Extract each line where the string "boshqaruv" shows up.

* * * * * * *

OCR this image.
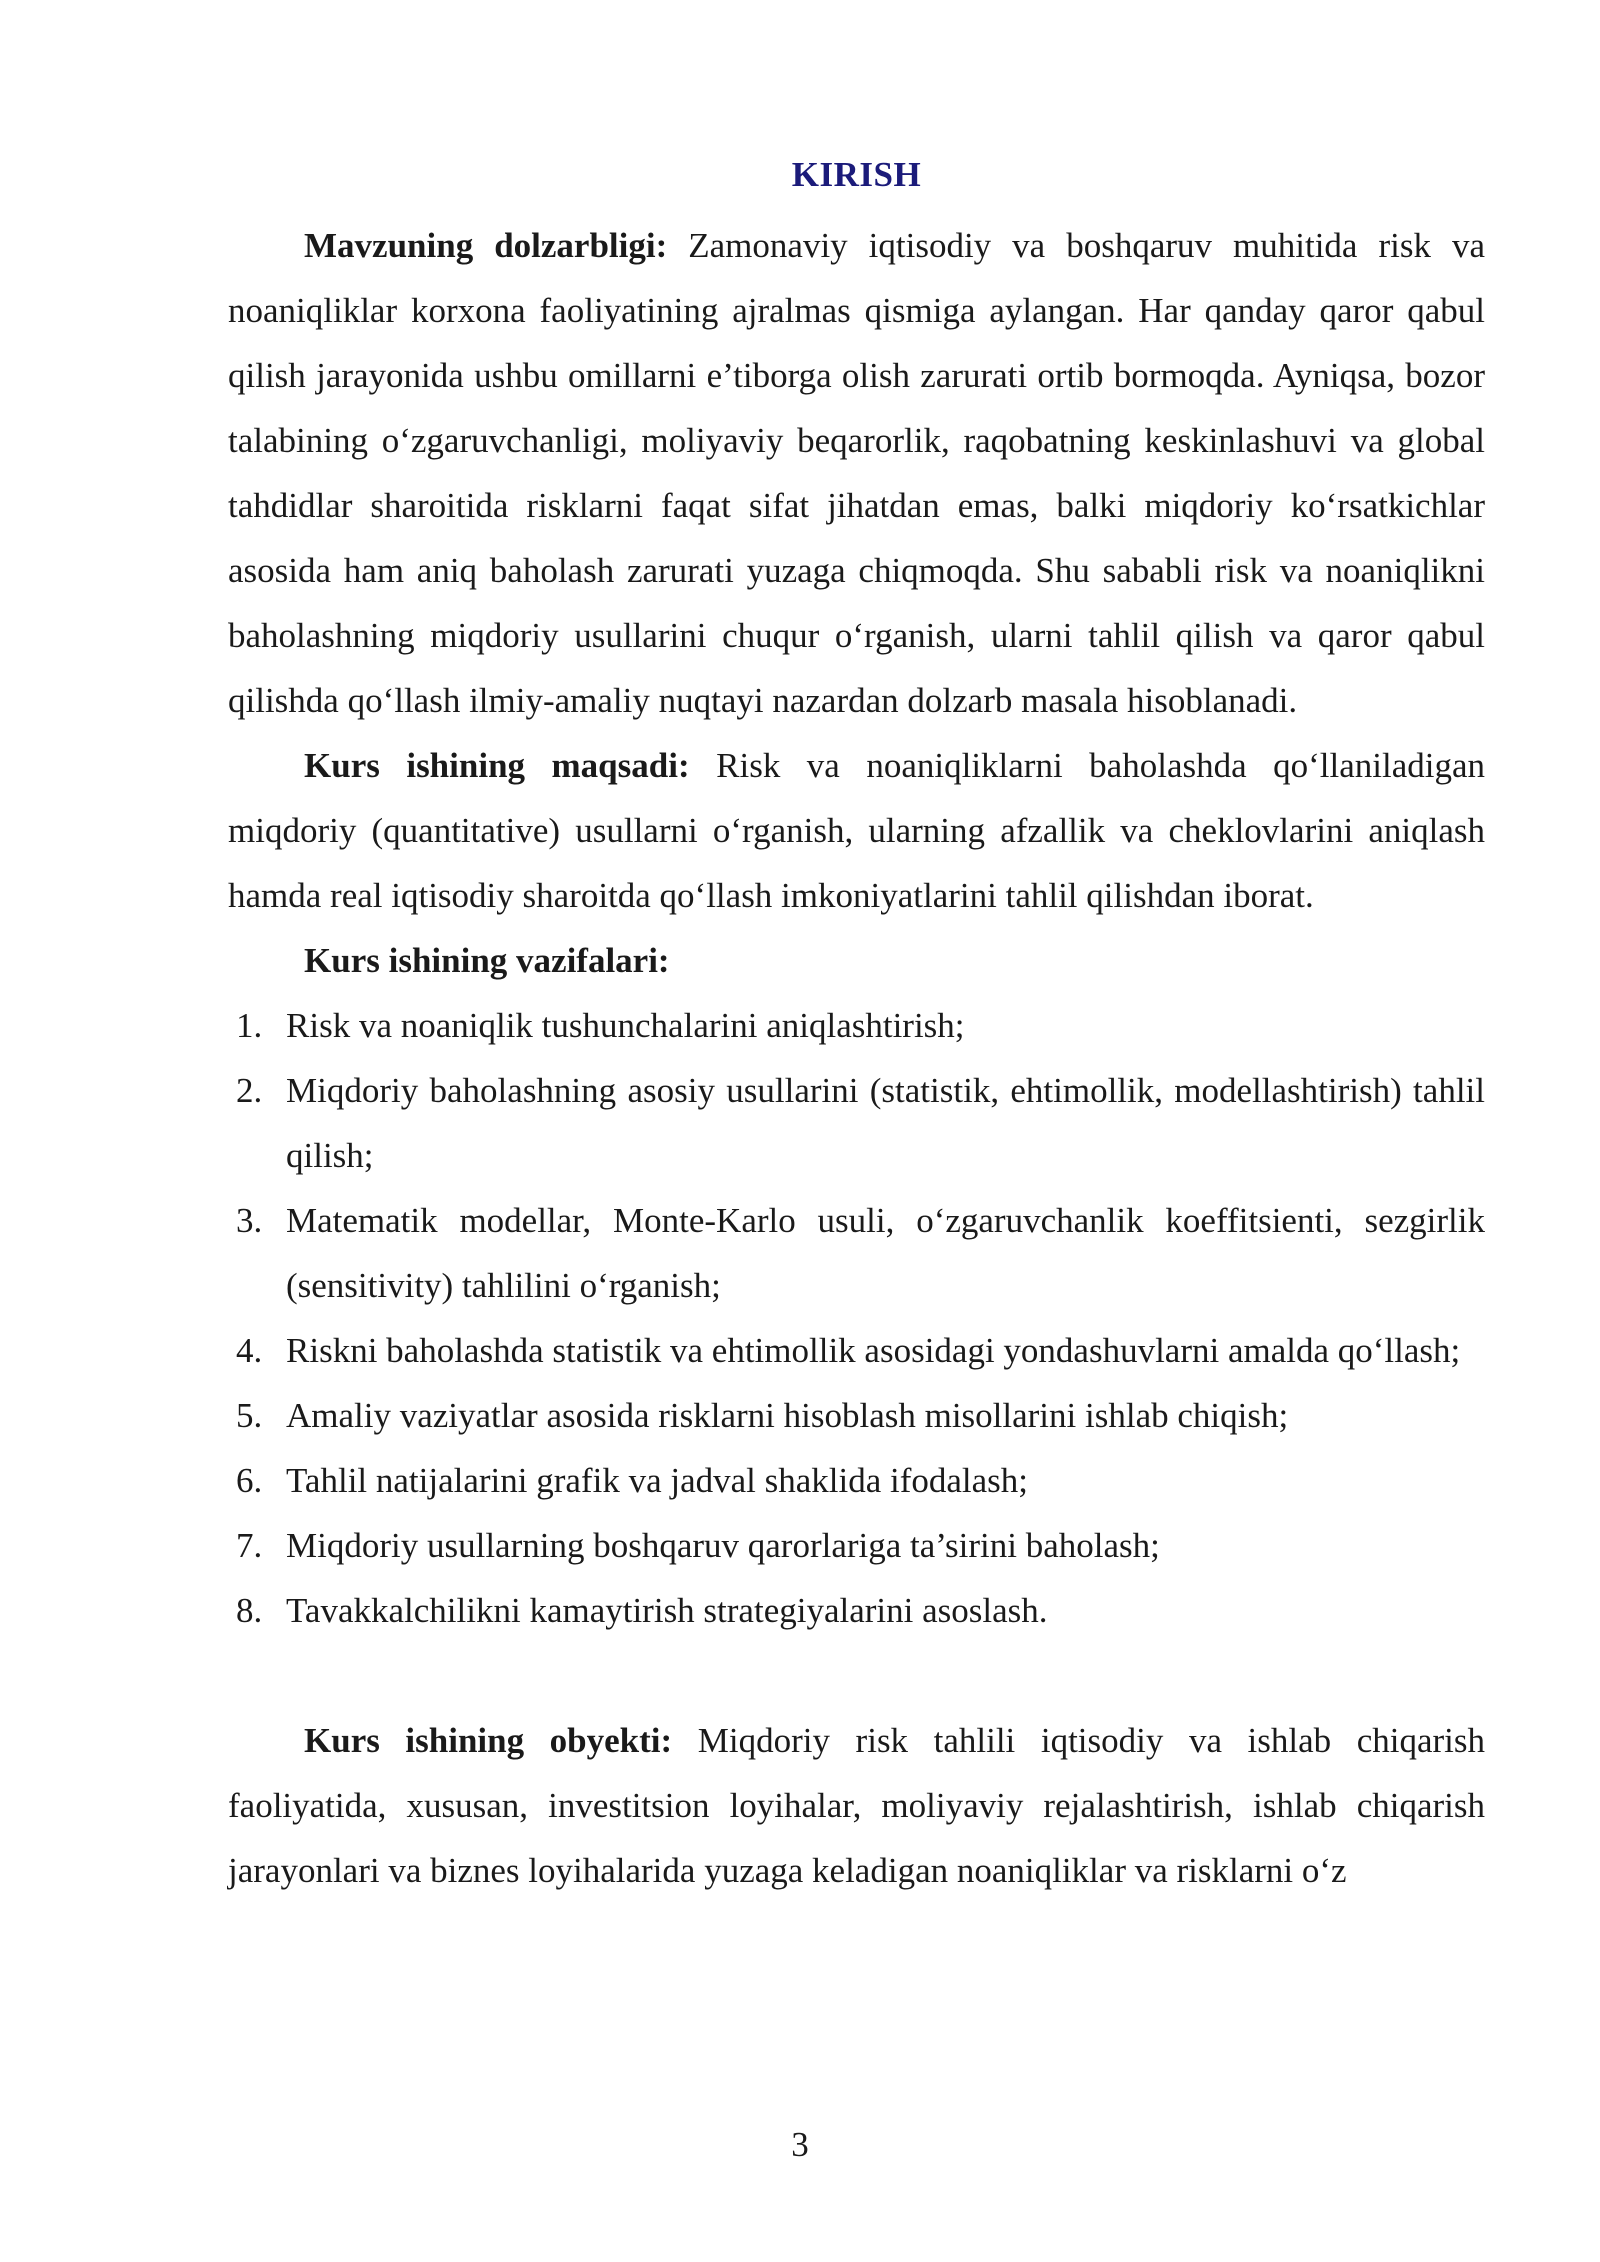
KIRISH

Mavzuning dolzarbligi: Zamonaviy iqtisodiy va boshqaruv muhitida risk va noaniqliklar korxona faoliyatining ajralmas qismiga aylangan. Har qanday qaror qabul qilish jarayonida ushbu omillarni e’tiborga olish zarurati ortib bormoqda. Ayniqsa, bozor talabining o‘zgaruvchanligi, moliyaviy beqarorlik, raqobatning keskinlashuvi va global tahdidlar sharoitida risklarni faqat sifat jihatdan emas, balki miqdoriy ko‘rsatkichlar asosida ham aniq baholash zarurati yuzaga chiqmoqda. Shu sababli risk va noaniqlikni baholashning miqdoriy usullarini chuqur o‘rganish, ularni tahlil qilish va qaror qabul qilishda qo‘llash ilmiy-amaliy nuqtayi nazardan dolzarb masala hisoblanadi.

Kurs ishining maqsadi: Risk va noaniqliklarni baholashda qo‘llaniladigan miqdoriy (quantitative) usullarni o‘rganish, ularning afzallik va cheklovlarini aniqlash hamda real iqtisodiy sharoitda qo‘llash imkoniyatlarini tahlil qilishdan iborat.

Kurs ishining vazifalari:

1. Risk va noaniqlik tushunchalarini aniqlashtirish;
2. Miqdoriy baholashning asosiy usullarini (statistik, ehtimollik, modellashtirish) tahlil qilish;
3. Matematik modellar, Monte-Karlo usuli, o‘zgaruvchanlik koeffitsienti, sezgirlik (sensitivity) tahlilini o‘rganish;
4. Riskni baholashda statistik va ehtimollik asosidagi yondashuvlarni amalda qo‘llash;
5. Amaliy vaziyatlar asosida risklarni hisoblash misollarini ishlab chiqish;
6. Tahlil natijalarini grafik va jadval shaklida ifodalash;
7. Miqdoriy usullarning boshqaruv qarorlariga ta’sirini baholash;
8. Tavakkalchilikni kamaytirish strategiyalarini asoslash.

Kurs ishining obyekti: Miqdoriy risk tahlili iqtisodiy va ishlab chiqarish faoliyatida, xususan, investitsion loyihalar, moliyaviy rejalashtirish, ishlab chiqarish jarayonlari va biznes loyihalarida yuzaga keladigan noaniqliklar va risklarni o‘z

3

* * * * * * *

*Exercise answer*
Mavzuning dolzarbligi: Zamonaviy iqtisodiy va boshqaruv muhitida risk va noaniqliklar korxona faoliyatining ajralmas qismiga aylangan. Har qanday qaror qabul qilish jarayonida ushbu omillarni e’tiborga olish zarurati ortib bormoqda. Ayniqsa, bozor talabining o‘zgaruvchanligi, moliyaviy beqarorlik, raqobatning keskinlashuvi va global tahdidlar sharoitida risklarni faqat sifat jihatdan emas, balki miqdoriy ko‘rsatkichlar asosida ham aniq baholash zarurati yuzaga chiqmoqda. Shu sababli risk va noaniqlikni baholashning miqdoriy usullarini chuqur o‘rganish, ularni tahlil qilish va qaror qabul qilishda qo‘llash ilmiy-amaliy nuqtayi nazardan dolzarb masala hisoblanadi.
7. Miqdoriy usullarning boshqaruv qarorlariga ta’sirini baholash;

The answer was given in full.